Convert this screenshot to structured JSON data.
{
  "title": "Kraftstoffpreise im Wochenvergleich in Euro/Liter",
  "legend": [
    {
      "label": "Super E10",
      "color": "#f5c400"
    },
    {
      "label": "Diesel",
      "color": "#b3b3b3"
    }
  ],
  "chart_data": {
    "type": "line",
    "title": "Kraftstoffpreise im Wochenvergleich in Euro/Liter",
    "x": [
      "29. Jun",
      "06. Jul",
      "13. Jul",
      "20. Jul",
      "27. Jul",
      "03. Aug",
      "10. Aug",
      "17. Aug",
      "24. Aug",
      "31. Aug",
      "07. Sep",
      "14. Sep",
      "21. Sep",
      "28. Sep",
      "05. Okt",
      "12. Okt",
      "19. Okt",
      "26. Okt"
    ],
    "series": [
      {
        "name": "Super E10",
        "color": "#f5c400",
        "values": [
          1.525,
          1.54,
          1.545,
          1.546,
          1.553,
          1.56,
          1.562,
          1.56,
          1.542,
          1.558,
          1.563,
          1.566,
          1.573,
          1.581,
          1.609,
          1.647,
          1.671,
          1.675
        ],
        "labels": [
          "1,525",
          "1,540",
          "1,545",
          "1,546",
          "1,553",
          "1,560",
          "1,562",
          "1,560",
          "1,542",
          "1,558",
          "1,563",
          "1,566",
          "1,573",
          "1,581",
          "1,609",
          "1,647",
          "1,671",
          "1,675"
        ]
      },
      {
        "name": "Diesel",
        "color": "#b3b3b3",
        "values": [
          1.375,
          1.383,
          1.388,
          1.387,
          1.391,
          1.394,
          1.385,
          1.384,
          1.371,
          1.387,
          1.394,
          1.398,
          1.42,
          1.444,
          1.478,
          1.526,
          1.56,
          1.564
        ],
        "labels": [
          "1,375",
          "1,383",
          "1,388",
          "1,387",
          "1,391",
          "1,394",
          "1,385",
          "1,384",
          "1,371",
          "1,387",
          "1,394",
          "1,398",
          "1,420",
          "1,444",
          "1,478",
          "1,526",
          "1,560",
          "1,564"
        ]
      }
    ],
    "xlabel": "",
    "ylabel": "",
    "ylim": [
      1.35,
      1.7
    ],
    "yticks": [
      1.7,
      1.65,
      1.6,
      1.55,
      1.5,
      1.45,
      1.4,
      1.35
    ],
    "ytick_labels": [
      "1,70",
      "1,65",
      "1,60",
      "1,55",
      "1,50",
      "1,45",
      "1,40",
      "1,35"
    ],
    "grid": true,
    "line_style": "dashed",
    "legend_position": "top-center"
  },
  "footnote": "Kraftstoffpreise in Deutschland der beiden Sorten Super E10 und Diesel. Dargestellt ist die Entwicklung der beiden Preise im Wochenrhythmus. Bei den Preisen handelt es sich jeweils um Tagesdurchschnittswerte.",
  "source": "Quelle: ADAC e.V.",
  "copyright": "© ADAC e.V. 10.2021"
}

> Goal
Copy all lines from the entries that contain the word "color".

> Answer to the task
      "color": "#f5c400"
      "color": "#b3b3b3"
        "color": "#f5c400",
        "color": "#b3b3b3",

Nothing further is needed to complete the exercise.